+++ Given records +++

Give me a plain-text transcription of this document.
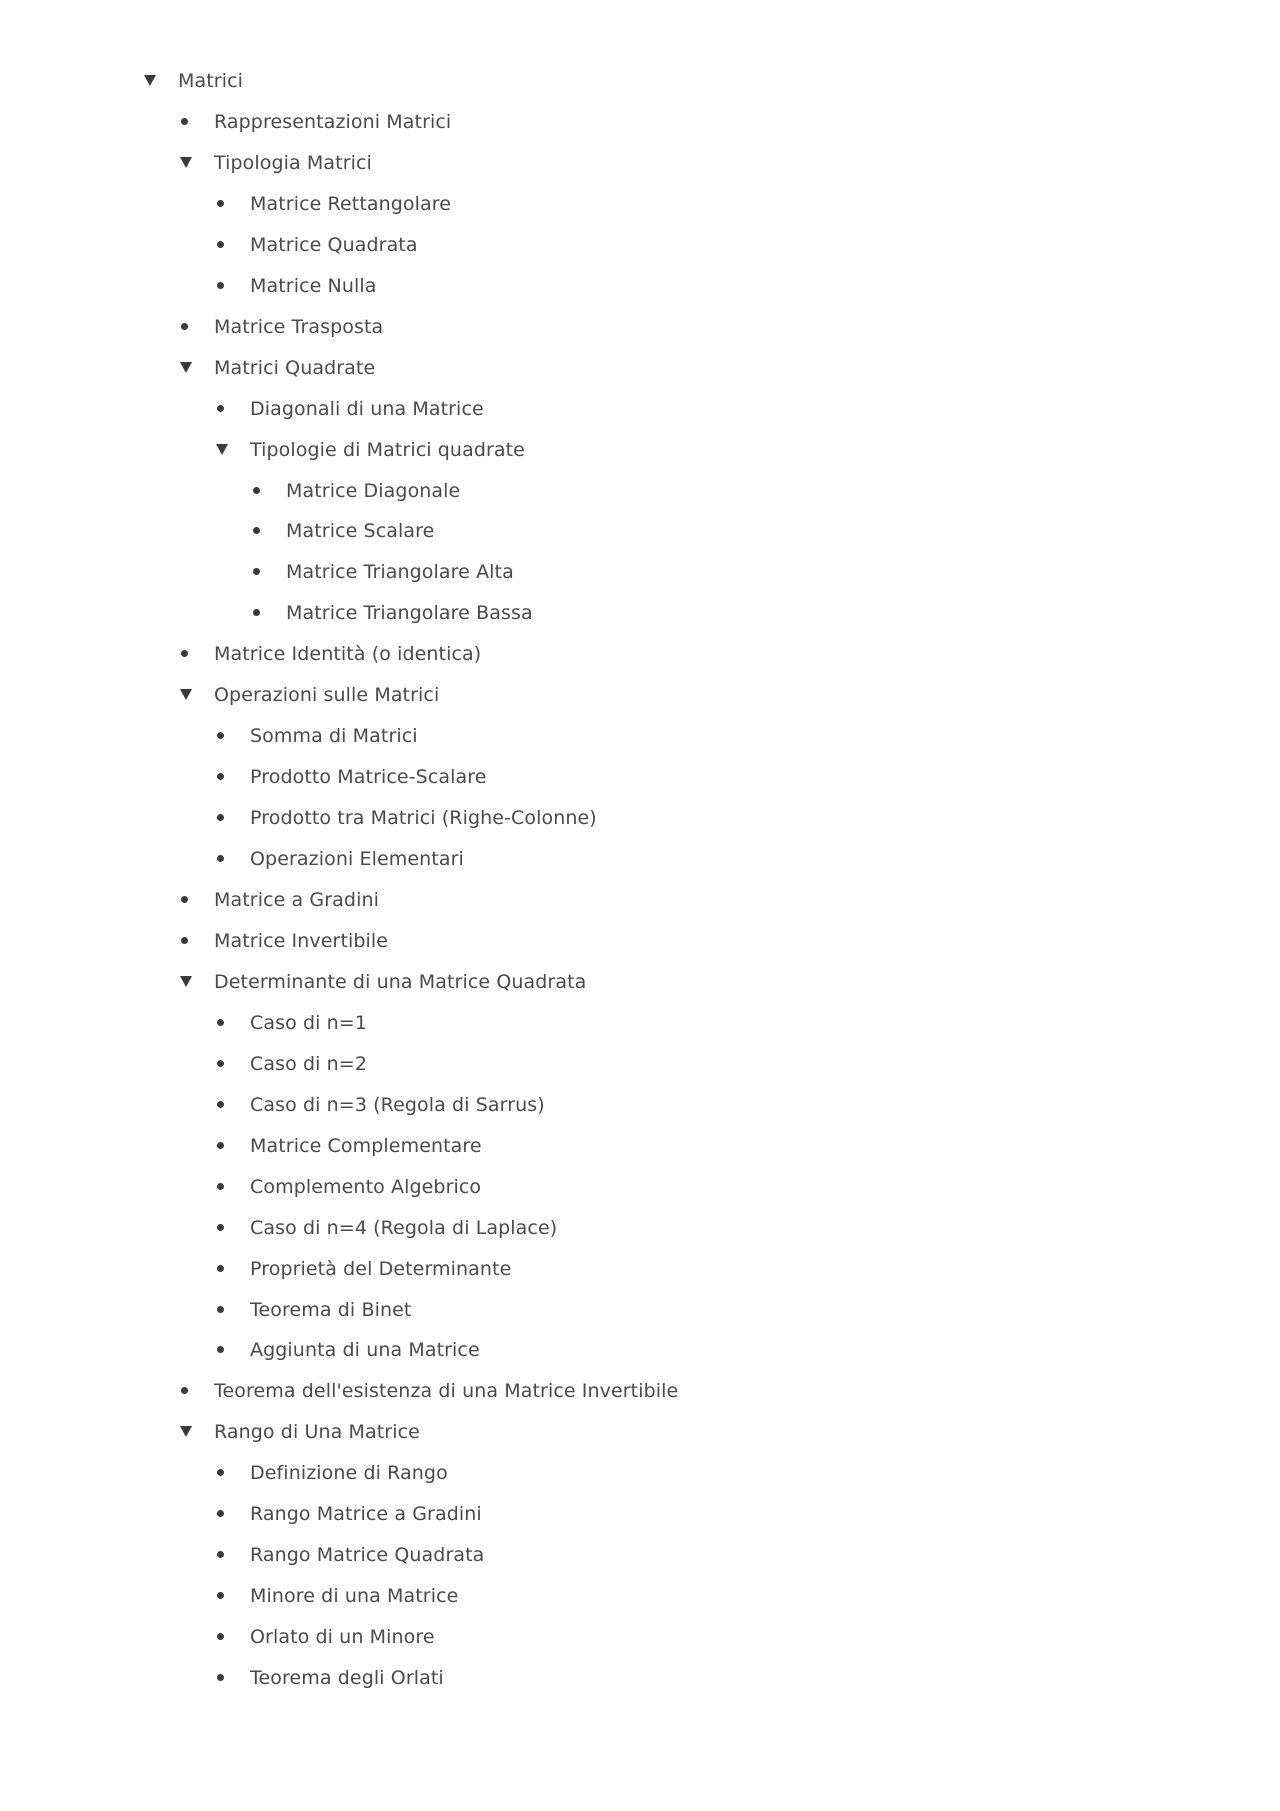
Matrici
Rappresentazioni Matrici
Tipologia Matrici
Matrice Rettangolare
Matrice Quadrata
Matrice Nulla
Matrice Trasposta
Matrici Quadrate
Diagonali di una Matrice
Tipologie di Matrici quadrate
Matrice Diagonale
Matrice Scalare
Matrice Triangolare Alta
Matrice Triangolare Bassa
Matrice Identità (o identica)
Operazioni sulle Matrici
Somma di Matrici
Prodotto Matrice-Scalare
Prodotto tra Matrici (Righe-Colonne)
Operazioni Elementari
Matrice a Gradini
Matrice Invertibile
Determinante di una Matrice Quadrata
Caso di n=1
Caso di n=2
Caso di n=3 (Regola di Sarrus)
Matrice Complementare
Complemento Algebrico
Caso di n=4 (Regola di Laplace)
Proprietà del Determinante
Teorema di Binet
Aggiunta di una Matrice
Teorema dell'esistenza di una Matrice Invertibile
Rango di Una Matrice
Definizione di Rango
Rango Matrice a Gradini
Rango Matrice Quadrata
Minore di una Matrice
Orlato di un Minore
Teorema degli Orlati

+++

▶ **Objective**: From the entries above, select each line containing the string "Teorema".

▶ **The reply**:
Teorema di Binet
Teorema dell'esistenza di una Matrice Invertibile
Teorema degli Orlati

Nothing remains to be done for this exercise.